(Records from a collection of figures)

»»

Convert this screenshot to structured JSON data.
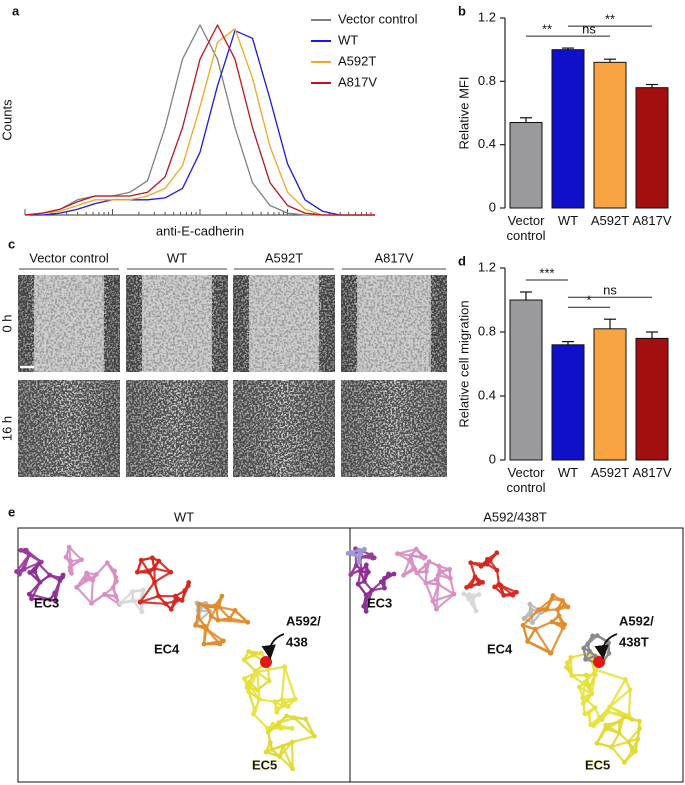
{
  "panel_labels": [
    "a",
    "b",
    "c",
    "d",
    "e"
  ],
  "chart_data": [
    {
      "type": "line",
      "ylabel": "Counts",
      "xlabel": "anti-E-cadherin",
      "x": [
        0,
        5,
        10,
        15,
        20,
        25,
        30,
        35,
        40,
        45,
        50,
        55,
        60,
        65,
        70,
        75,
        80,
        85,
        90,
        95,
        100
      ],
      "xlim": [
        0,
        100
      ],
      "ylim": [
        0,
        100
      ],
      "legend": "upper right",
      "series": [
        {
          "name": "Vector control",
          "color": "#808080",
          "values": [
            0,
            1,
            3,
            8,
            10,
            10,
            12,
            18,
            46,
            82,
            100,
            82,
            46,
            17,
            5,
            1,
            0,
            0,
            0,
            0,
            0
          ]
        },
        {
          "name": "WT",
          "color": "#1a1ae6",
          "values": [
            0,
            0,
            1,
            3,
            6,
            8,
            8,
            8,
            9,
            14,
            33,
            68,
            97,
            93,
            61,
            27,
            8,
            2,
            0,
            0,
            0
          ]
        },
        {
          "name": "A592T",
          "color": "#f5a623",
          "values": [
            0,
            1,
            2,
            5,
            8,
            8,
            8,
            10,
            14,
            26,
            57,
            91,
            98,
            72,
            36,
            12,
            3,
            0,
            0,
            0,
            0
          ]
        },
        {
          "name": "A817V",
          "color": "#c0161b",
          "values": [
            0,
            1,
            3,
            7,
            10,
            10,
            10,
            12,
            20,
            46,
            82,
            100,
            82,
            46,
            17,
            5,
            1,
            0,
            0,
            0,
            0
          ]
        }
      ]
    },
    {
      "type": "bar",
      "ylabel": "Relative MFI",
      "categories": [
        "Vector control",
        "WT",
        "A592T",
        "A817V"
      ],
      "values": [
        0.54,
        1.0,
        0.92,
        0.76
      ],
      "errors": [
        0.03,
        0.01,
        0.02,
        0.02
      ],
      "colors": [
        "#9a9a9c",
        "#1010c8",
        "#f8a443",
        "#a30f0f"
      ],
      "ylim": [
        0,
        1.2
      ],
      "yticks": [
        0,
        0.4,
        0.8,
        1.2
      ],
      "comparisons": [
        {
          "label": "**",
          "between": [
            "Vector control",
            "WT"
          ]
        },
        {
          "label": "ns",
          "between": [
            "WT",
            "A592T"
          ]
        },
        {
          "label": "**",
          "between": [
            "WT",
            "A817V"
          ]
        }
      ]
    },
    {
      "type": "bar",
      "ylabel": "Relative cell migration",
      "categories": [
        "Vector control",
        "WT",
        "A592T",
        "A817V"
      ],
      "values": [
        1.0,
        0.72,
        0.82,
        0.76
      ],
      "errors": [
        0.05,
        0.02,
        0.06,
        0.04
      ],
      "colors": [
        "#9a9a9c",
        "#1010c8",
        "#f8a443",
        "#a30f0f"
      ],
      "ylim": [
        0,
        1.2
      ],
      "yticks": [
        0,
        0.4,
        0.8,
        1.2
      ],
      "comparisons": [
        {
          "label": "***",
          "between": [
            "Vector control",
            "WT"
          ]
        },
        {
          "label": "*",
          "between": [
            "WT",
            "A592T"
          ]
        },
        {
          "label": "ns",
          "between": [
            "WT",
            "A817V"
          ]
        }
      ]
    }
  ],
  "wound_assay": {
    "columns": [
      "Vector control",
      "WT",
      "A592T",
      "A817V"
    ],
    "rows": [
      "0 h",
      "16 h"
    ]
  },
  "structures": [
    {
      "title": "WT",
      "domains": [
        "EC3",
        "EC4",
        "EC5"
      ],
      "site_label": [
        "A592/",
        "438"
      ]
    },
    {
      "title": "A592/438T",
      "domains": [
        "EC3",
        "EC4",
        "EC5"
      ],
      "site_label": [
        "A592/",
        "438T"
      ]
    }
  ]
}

««
»»

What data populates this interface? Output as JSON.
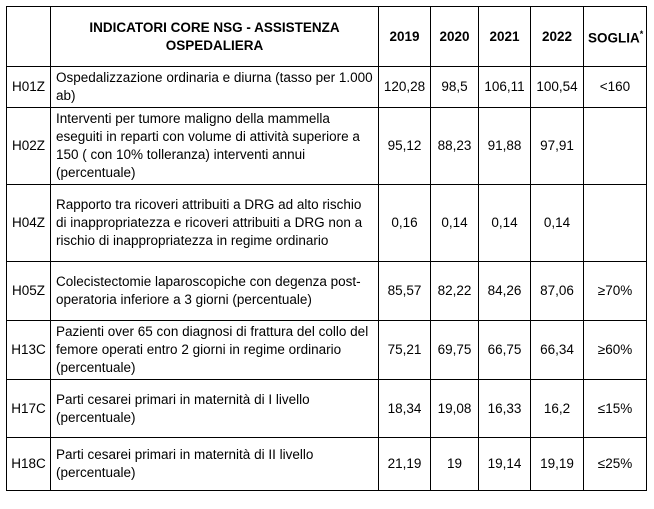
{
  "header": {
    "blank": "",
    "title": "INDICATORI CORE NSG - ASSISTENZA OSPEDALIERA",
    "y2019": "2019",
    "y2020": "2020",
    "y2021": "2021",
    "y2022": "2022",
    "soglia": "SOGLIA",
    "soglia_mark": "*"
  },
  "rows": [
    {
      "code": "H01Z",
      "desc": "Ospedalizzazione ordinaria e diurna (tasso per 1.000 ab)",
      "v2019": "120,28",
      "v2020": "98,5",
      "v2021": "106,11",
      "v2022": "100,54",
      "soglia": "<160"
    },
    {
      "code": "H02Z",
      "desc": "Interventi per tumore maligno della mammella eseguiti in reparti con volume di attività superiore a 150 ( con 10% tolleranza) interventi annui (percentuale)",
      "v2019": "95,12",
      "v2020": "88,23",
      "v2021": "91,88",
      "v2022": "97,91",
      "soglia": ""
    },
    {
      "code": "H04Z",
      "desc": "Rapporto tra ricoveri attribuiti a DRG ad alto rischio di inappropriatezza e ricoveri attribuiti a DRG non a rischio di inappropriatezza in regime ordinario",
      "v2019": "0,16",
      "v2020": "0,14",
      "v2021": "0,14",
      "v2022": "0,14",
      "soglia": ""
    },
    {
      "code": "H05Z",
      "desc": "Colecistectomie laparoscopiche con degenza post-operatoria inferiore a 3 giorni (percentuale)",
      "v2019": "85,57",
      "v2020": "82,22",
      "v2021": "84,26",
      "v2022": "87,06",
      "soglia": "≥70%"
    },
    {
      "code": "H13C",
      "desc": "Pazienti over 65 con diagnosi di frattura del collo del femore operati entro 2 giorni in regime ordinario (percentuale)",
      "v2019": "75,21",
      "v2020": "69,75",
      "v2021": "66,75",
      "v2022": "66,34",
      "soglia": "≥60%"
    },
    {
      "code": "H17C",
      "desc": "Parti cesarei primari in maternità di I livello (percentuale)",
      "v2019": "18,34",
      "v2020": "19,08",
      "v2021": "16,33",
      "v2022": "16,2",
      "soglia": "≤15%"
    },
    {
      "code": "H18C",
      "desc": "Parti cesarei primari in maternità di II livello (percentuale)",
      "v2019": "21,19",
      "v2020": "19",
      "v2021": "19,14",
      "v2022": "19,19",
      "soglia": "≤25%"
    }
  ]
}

««

Exercise goal ▸ Go through the entries above and count the lines holding the word "code"; write nothing but the number.

Response to the task ▸ 7